Write out the whole listing word for word.

** BEGIN MATERIAL FOR THE TASK **

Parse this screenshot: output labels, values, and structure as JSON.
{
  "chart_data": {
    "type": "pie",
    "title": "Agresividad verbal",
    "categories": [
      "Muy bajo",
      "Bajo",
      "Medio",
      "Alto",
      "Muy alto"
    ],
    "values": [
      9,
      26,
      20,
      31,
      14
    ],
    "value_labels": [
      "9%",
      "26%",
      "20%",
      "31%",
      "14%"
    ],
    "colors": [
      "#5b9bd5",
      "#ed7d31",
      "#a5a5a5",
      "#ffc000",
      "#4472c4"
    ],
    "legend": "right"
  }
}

** END MATERIAL FOR THE TASK **

COMPLETED EXERCISE =
Parse this screenshot: output labels, values, and structure as JSON.
{
  "chart_data": {
    "type": "pie",
    "title": "Agresividad verbal",
    "categories": [
      "Muy bajo",
      "Bajo",
      "Medio",
      "Alto",
      "Muy alto"
    ],
    "values": [
      9,
      26,
      20,
      31,
      14
    ],
    "value_labels": [
      "9%",
      "26%",
      "20%",
      "31%",
      "14%"
    ],
    "colors": [
      "#5b9bd5",
      "#ed7d31",
      "#a5a5a5",
      "#ffc000",
      "#4472c4"
    ],
    "legend": "right"
  }
}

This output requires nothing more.